-------- Extracted entries
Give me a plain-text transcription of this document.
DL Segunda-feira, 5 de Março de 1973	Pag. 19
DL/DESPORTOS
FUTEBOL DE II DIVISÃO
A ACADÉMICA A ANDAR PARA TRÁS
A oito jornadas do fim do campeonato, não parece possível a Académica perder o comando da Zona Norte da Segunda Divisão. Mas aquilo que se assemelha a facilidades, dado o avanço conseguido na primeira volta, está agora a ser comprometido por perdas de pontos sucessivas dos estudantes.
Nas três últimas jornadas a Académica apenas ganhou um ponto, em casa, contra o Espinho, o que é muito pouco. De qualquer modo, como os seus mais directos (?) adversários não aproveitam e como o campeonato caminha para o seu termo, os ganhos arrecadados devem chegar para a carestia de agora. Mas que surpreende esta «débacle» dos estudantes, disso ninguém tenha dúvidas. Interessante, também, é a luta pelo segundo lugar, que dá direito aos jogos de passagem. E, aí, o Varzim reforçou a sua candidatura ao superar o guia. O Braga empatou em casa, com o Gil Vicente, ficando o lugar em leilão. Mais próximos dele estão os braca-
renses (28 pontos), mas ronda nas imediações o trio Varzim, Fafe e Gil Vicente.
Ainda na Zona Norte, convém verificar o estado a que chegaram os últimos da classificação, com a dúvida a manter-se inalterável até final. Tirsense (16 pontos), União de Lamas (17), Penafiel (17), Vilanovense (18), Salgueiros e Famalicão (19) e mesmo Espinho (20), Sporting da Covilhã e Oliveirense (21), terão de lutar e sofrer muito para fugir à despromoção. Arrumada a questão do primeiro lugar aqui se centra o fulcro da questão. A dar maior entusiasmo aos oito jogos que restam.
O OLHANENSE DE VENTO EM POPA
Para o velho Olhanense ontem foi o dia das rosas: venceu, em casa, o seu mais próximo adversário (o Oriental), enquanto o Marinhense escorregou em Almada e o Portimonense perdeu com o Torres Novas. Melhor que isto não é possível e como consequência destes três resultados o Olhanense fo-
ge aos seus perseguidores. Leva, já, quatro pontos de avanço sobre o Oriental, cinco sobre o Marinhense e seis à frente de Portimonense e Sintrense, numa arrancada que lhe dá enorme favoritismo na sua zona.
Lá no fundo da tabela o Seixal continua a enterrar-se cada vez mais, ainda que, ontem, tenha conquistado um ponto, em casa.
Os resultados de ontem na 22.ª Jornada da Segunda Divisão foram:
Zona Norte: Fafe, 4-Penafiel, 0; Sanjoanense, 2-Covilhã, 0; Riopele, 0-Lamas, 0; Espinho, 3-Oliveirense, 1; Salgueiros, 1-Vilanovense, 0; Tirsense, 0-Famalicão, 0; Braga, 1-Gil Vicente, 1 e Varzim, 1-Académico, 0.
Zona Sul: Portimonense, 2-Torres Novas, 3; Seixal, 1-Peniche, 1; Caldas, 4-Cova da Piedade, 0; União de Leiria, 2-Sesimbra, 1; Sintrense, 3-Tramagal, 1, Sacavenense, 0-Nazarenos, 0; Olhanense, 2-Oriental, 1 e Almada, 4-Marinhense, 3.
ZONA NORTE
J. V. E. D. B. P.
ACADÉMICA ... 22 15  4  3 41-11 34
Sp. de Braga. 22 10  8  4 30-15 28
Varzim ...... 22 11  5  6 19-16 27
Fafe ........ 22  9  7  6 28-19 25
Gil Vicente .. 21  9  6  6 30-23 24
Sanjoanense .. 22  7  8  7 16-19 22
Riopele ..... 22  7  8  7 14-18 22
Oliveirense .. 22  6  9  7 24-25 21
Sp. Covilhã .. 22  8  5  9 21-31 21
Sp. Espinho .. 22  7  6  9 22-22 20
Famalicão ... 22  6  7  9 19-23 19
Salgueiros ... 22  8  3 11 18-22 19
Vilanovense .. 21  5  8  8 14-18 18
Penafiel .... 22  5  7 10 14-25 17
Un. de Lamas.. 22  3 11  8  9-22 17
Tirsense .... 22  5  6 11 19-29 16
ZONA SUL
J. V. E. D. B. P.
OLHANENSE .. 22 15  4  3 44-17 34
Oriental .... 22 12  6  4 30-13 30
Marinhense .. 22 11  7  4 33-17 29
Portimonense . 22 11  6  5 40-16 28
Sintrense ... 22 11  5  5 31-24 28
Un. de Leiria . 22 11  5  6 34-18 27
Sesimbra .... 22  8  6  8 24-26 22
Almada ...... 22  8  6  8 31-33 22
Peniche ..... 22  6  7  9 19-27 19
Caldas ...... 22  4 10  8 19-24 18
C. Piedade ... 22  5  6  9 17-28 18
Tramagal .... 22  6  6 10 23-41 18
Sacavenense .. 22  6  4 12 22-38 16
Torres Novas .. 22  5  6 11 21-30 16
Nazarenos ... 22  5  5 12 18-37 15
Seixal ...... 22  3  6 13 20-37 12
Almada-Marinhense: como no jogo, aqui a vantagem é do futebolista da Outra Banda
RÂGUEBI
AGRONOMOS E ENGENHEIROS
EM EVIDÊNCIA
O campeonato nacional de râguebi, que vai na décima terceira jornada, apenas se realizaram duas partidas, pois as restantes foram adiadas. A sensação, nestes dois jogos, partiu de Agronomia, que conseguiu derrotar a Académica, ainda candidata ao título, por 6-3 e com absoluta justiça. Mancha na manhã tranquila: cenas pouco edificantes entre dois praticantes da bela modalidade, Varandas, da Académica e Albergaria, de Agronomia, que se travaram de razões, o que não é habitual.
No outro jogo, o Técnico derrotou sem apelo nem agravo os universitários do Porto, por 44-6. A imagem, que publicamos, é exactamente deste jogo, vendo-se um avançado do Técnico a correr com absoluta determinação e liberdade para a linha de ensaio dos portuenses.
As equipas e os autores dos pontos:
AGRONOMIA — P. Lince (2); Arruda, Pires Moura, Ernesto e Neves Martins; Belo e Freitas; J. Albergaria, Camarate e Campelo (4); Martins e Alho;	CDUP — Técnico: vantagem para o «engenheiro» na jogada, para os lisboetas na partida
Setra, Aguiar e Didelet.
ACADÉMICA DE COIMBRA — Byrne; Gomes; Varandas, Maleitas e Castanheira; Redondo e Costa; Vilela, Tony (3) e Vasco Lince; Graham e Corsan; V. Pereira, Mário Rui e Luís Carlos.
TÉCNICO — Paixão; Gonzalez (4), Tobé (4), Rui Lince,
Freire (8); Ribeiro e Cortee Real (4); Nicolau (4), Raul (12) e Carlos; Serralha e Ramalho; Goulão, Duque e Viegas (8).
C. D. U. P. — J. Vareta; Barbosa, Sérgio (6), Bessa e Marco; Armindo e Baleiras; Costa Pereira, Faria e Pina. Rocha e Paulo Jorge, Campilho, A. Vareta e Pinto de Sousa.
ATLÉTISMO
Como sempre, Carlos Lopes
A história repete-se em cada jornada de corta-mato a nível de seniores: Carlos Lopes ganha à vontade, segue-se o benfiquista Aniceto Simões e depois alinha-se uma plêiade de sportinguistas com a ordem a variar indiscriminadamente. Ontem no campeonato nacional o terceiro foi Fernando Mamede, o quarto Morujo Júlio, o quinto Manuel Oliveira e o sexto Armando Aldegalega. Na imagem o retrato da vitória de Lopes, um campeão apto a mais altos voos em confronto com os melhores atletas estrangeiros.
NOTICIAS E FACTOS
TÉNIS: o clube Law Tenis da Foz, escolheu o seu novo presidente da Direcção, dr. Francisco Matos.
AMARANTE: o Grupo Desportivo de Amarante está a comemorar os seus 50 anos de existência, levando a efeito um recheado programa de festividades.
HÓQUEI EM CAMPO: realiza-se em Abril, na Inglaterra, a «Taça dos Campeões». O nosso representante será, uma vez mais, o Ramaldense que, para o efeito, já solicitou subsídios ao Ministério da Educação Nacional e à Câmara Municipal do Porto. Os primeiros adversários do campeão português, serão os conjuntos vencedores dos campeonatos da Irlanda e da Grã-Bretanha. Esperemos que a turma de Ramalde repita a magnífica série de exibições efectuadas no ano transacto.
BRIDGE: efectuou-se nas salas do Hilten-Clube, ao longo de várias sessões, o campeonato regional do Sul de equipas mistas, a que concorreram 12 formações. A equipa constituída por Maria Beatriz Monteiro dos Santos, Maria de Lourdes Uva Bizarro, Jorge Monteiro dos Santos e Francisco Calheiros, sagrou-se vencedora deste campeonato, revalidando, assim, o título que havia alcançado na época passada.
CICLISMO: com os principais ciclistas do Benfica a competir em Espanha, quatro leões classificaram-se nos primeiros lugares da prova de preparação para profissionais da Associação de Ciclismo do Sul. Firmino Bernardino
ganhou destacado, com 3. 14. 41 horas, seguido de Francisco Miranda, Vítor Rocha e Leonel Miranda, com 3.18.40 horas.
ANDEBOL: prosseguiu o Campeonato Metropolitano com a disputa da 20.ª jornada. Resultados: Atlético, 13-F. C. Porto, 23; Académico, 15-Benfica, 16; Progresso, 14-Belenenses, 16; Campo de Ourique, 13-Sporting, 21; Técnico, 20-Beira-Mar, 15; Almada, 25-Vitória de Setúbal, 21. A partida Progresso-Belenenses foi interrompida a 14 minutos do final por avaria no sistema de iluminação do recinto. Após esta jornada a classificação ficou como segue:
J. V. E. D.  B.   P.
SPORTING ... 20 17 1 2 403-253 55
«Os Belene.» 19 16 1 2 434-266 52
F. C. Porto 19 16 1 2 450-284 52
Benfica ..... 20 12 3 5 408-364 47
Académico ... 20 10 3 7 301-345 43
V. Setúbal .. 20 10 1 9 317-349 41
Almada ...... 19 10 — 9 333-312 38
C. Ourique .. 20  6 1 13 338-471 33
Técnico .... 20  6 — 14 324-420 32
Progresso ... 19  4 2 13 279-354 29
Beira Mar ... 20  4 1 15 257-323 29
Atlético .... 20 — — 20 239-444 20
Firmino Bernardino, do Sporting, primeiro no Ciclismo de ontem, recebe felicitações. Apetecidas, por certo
----------------
* Stated problem *
Give only the number of lines in the entries that contain "Caldas".

* Task output *
2